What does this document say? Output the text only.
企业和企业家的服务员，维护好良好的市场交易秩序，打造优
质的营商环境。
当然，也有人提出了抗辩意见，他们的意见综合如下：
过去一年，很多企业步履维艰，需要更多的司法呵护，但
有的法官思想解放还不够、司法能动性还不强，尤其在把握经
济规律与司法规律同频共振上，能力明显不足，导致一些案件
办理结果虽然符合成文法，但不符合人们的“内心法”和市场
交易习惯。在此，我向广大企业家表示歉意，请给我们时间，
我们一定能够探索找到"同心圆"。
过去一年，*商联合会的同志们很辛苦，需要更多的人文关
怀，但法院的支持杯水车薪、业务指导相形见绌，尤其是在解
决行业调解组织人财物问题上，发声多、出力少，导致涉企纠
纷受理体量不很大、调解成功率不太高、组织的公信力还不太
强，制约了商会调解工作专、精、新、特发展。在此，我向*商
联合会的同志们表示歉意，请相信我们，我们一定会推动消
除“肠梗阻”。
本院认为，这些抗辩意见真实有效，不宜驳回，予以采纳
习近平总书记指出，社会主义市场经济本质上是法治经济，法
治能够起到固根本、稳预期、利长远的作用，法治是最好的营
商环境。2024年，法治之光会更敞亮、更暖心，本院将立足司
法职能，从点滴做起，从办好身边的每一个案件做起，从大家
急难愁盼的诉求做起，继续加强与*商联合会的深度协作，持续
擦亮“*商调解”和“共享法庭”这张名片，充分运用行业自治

########

#### YOUR INSTRUCTIONS
Find each line holding "过去一年". Copy it out.

#### RESPONSE
过去一年，很多企业步履维艰，需要更多的司法呵护，但
过去一年，*商联合会的同志们很辛苦，需要更多的人文关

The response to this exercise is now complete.